▶ _Short task_
Repeat the data below exactly, dropping any pictures it holds.

(Collected data entries)
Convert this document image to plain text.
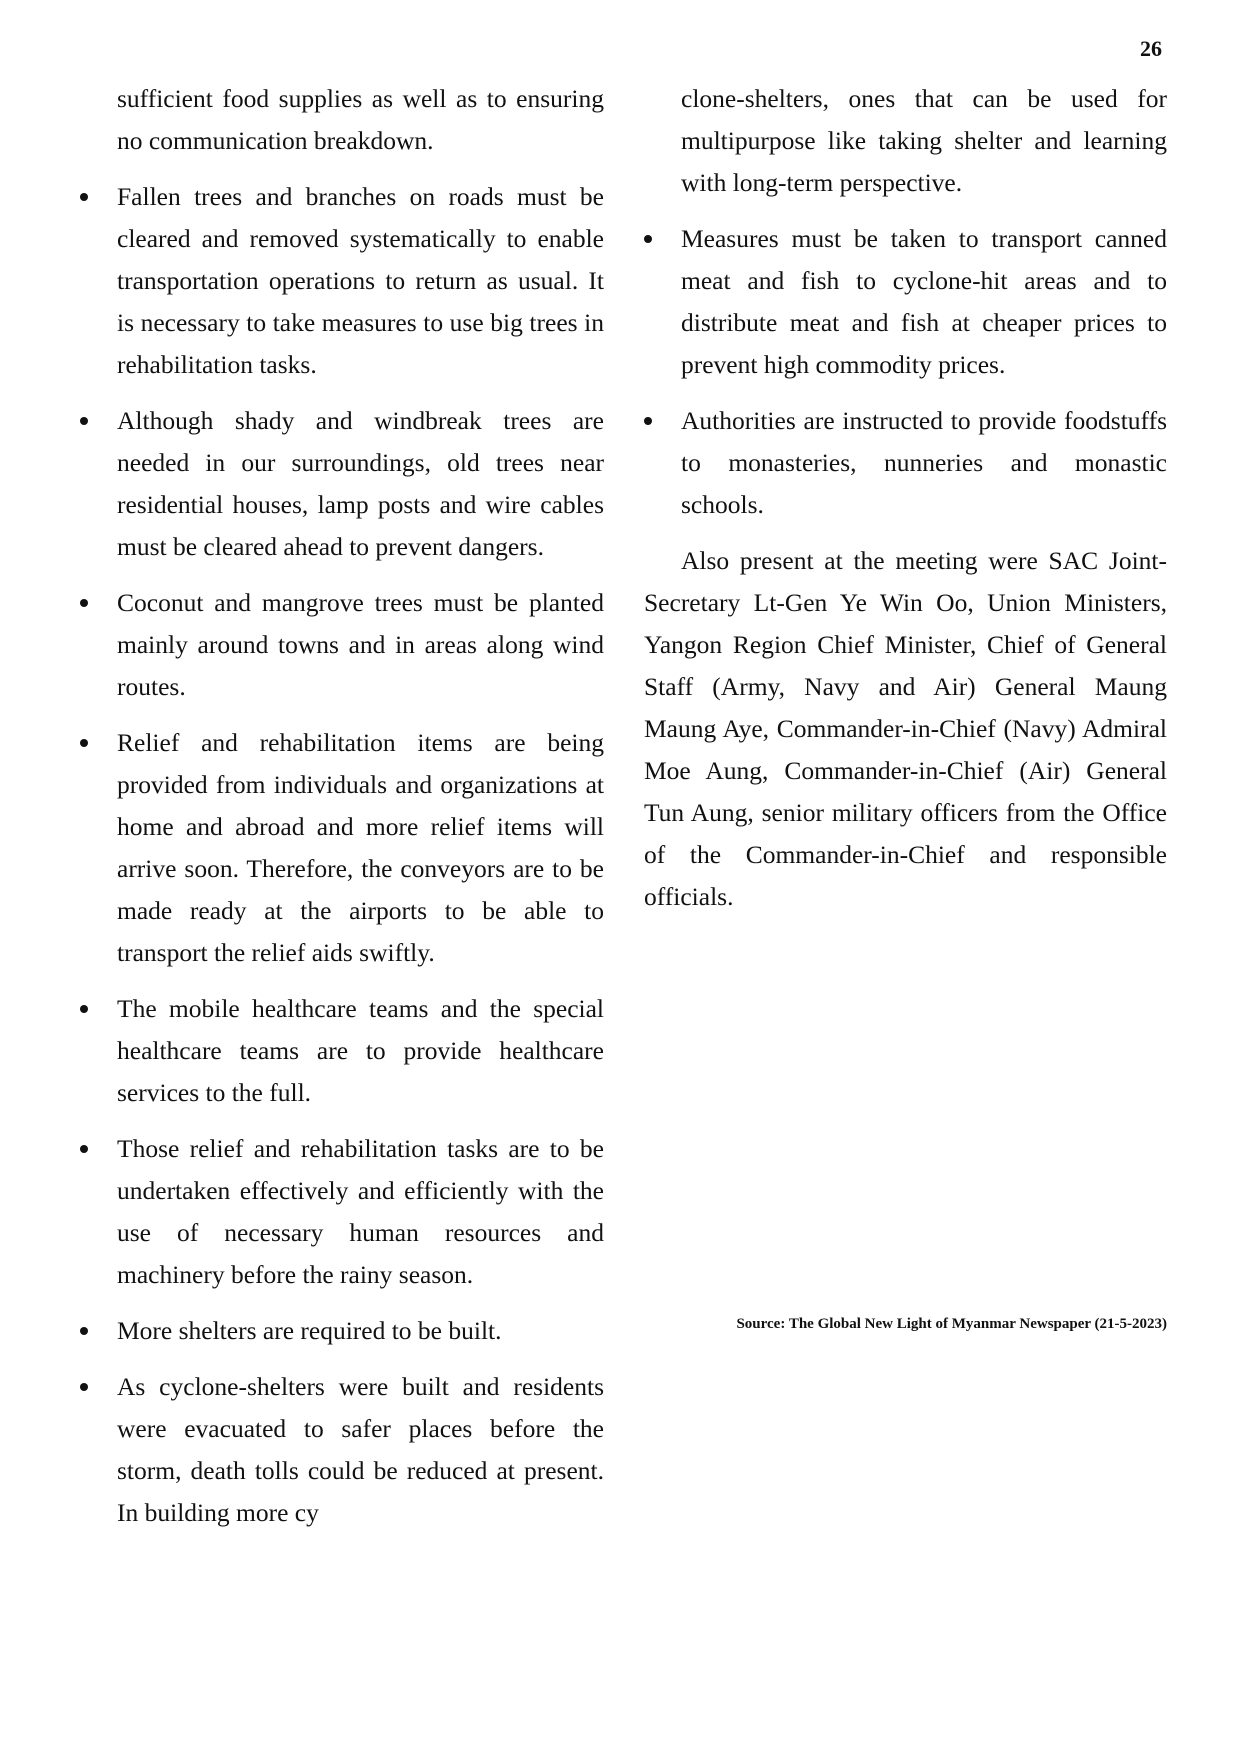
26

sufficient food supplies as well as to ensuring no communication breakdown.

Fallen trees and branches on roads must be cleared and removed systematically to enable transportation operations to return as usual. It is necessary to take measures to use big trees in rehabilitation tasks.
Although shady and windbreak trees are needed in our surroundings, old trees near residential houses, lamp posts and wire cables must be cleared ahead to prevent dangers.
Coconut and mangrove trees must be planted mainly around towns and in areas along wind routes.
Relief and rehabilitation items are being provided from individuals and organizations at home and abroad and more relief items will arrive soon. Therefore, the conveyors are to be made ready at the airports to be able to transport the relief aids swiftly.
The mobile healthcare teams and the special healthcare teams are to provide healthcare services to the full.
Those relief and rehabilitation tasks are to be undertaken effectively and efficiently with the use of necessary human resources and machinery before the rainy season.
More shelters are required to be built.
As cyclone-shelters were built and residents were evacuated to safer places before the storm, death tolls could be reduced at present. In building more cy

clone-shelters, ones that can be used for multipurpose like taking shelter and learning with long-term perspective.

Measures must be taken to transport canned meat and fish to cyclone-hit areas and to distribute meat and fish at cheaper prices to prevent high commodity prices.
Authorities are instructed to provide foodstuffs to monasteries, nunneries and monastic schools.

Also present at the meeting were SAC Joint-Secretary Lt-Gen Ye Win Oo, Union Ministers, Yangon Region Chief Minister, Chief of General Staff (Army, Navy and Air) General Maung Maung Aye, Commander-in-Chief (Navy) Admiral Moe Aung, Commander-in-Chief (Air) General Tun Aung, senior military officers from the Office of the Commander-in-Chief and responsible officials.

Source: The Global New Light of Myanmar Newspaper (21-5-2023)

▶ _Answer to this task_
Convert this document image to plain text.
26

sufficient food supplies as well as to ensuring no communication breakdown.

Fallen trees and branches on roads must be cleared and removed systematically to enable transportation operations to return as usual. It is necessary to take measures to use big trees in rehabilitation tasks.
Although shady and windbreak trees are needed in our surroundings, old trees near residential houses, lamp posts and wire cables must be cleared ahead to prevent dangers.
Coconut and mangrove trees must be planted mainly around towns and in areas along wind routes.
Relief and rehabilitation items are being provided from individuals and organizations at home and abroad and more relief items will arrive soon. Therefore, the conveyors are to be made ready at the airports to be able to transport the relief aids swiftly.
The mobile healthcare teams and the special healthcare teams are to provide healthcare services to the full.
Those relief and rehabilitation tasks are to be undertaken effectively and efficiently with the use of necessary human resources and machinery before the rainy season.
More shelters are required to be built.
As cyclone-shelters were built and residents were evacuated to safer places before the storm, death tolls could be reduced at present. In building more cy

clone-shelters, ones that can be used for multipurpose like taking shelter and learning with long-term perspective.

Measures must be taken to transport canned meat and fish to cyclone-hit areas and to distribute meat and fish at cheaper prices to prevent high commodity prices.
Authorities are instructed to provide foodstuffs to monasteries, nunneries and monastic schools.

Also present at the meeting were SAC Joint-Secretary Lt-Gen Ye Win Oo, Union Ministers, Yangon Region Chief Minister, Chief of General Staff (Army, Navy and Air) General Maung Maung Aye, Commander-in-Chief (Navy) Admiral Moe Aung, Commander-in-Chief (Air) General Tun Aung, senior military officers from the Office of the Commander-in-Chief and responsible officials.

Source: The Global New Light of Myanmar Newspaper (21-5-2023)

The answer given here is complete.